— start Input for this task —
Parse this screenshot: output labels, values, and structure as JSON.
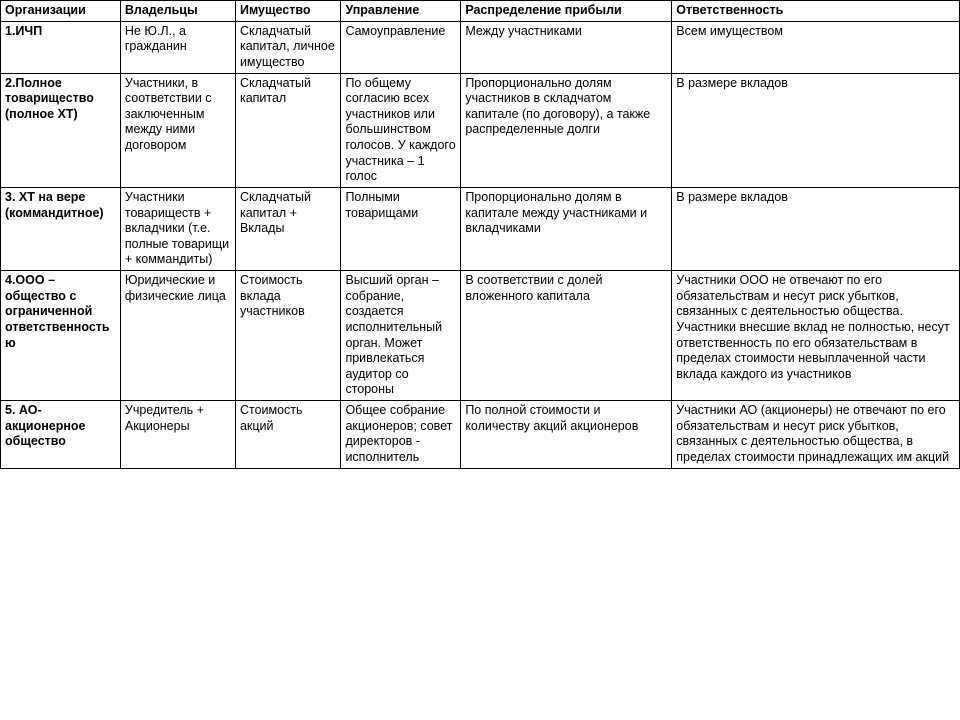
{
  "type": "table",
  "columns": [
    {
      "key": "org",
      "label": "Организации",
      "width": "12.5%",
      "bold": true
    },
    {
      "key": "own",
      "label": "Владельцы",
      "width": "12%"
    },
    {
      "key": "prop",
      "label": "Имущество",
      "width": "11%"
    },
    {
      "key": "mgmt",
      "label": "Управление",
      "width": "12.5%"
    },
    {
      "key": "profit",
      "label": "Распределение прибыли",
      "width": "22%"
    },
    {
      "key": "liab",
      "label": "Ответственность",
      "width": "30%"
    }
  ],
  "rows": [
    {
      "org": "1.ИЧП",
      "own": "Не Ю.Л., а гражданин",
      "prop": "Складчатый капитал, личное имущество",
      "mgmt": "Самоуправление",
      "profit": "Между участниками",
      "liab": "Всем имуществом"
    },
    {
      "org": "2.Полное товарищество (полное ХТ)",
      "own": "Участники, в соответствии с заключенным между ними договором",
      "prop": "Складчатый капитал",
      "mgmt": "По общему согласию всех участников или большинством голосов. У каждого участника – 1 голос",
      "profit": "Пропорционально долям участников в складчатом капитале (по договору), а также распределенные долги",
      "liab": "В размере вкладов"
    },
    {
      "org": "3. ХТ на вере (коммандитное)",
      "own": "Участники товариществ + вкладчики (т.е. полные товарищи + коммандиты)",
      "prop": "Складчатый капитал + Вклады",
      "mgmt": "Полными товарищами",
      "profit": "Пропорционально долям в капитале между участниками и вкладчиками",
      "liab": "В размере вкладов"
    },
    {
      "org": "4.ООО – общество с ограниченной ответственностью",
      "own": "Юридические и физические лица",
      "prop": "Стоимость вклада участников",
      "mgmt": "Высший орган – собрание, создается исполнительный орган. Может привлекаться аудитор со стороны",
      "profit": "В соответствии с долей вложенного капитала",
      "liab": "Участники ООО не отвечают по его обязательствам и несут риск убытков, связанных с деятельностью общества. Участники внесшие вклад не полностью, несут ответственность по его обязательствам в пределах стоимости невыплаченной части вклада каждого из участников"
    },
    {
      "org": "5. АО- акционерное общество",
      "own": "Учредитель + Акционеры",
      "prop": "Стоимость акций",
      "mgmt": "Общее собрание акционеров; совет директоров - исполнитель",
      "profit": "По полной стоимости и количеству акций акционеров",
      "liab": "Участники АО (акционеры) не отвечают по его обязательствам и несут риск убытков, связанных с деятельностью общества, в пределах стоимости принадлежащих им акций"
    }
  ],
  "style": {
    "font_family": "Arial, sans-serif",
    "font_size_pt": 9,
    "border_color": "#000000",
    "background_color": "#ffffff",
    "header_bold": true,
    "org_column_bold": true
  }
}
— end Input for this task —
* Brief:
Transcribe every record above exactly, leaving out the pictures.

* Solved exercise:
Parse this screenshot: output labels, values, and structure as JSON.
{
  "type": "table",
  "columns": [
    {
      "key": "org",
      "label": "Организации",
      "width": "12.5%",
      "bold": true
    },
    {
      "key": "own",
      "label": "Владельцы",
      "width": "12%"
    },
    {
      "key": "prop",
      "label": "Имущество",
      "width": "11%"
    },
    {
      "key": "mgmt",
      "label": "Управление",
      "width": "12.5%"
    },
    {
      "key": "profit",
      "label": "Распределение прибыли",
      "width": "22%"
    },
    {
      "key": "liab",
      "label": "Ответственность",
      "width": "30%"
    }
  ],
  "rows": [
    {
      "org": "1.ИЧП",
      "own": "Не Ю.Л., а гражданин",
      "prop": "Складчатый капитал, личное имущество",
      "mgmt": "Самоуправление",
      "profit": "Между участниками",
      "liab": "Всем имуществом"
    },
    {
      "org": "2.Полное товарищество (полное ХТ)",
      "own": "Участники, в соответствии с заключенным между ними договором",
      "prop": "Складчатый капитал",
      "mgmt": "По общему согласию всех участников или большинством голосов. У каждого участника – 1 голос",
      "profit": "Пропорционально долям участников в складчатом капитале (по договору), а также распределенные долги",
      "liab": "В размере вкладов"
    },
    {
      "org": "3. ХТ на вере (коммандитное)",
      "own": "Участники товариществ + вкладчики (т.е. полные товарищи + коммандиты)",
      "prop": "Складчатый капитал + Вклады",
      "mgmt": "Полными товарищами",
      "profit": "Пропорционально долям в капитале между участниками и вкладчиками",
      "liab": "В размере вкладов"
    },
    {
      "org": "4.ООО – общество с ограниченной ответственностью",
      "own": "Юридические и физические лица",
      "prop": "Стоимость вклада участников",
      "mgmt": "Высший орган – собрание, создается исполнительный орган. Может привлекаться аудитор со стороны",
      "profit": "В соответствии с долей вложенного капитала",
      "liab": "Участники ООО не отвечают по его обязательствам и несут риск убытков, связанных с деятельностью общества. Участники внесшие вклад не полностью, несут ответственность по его обязательствам в пределах стоимости невыплаченной части вклада каждого из участников"
    },
    {
      "org": "5. АО- акционерное общество",
      "own": "Учредитель + Акционеры",
      "prop": "Стоимость акций",
      "mgmt": "Общее собрание акционеров; совет директоров - исполнитель",
      "profit": "По полной стоимости и количеству акций акционеров",
      "liab": "Участники АО (акционеры) не отвечают по его обязательствам и несут риск убытков, связанных с деятельностью общества, в пределах стоимости принадлежащих им акций"
    }
  ],
  "style": {
    "font_family": "Arial, sans-serif",
    "font_size_pt": 9,
    "border_color": "#000000",
    "background_color": "#ffffff",
    "header_bold": true,
    "org_column_bold": true
  }
}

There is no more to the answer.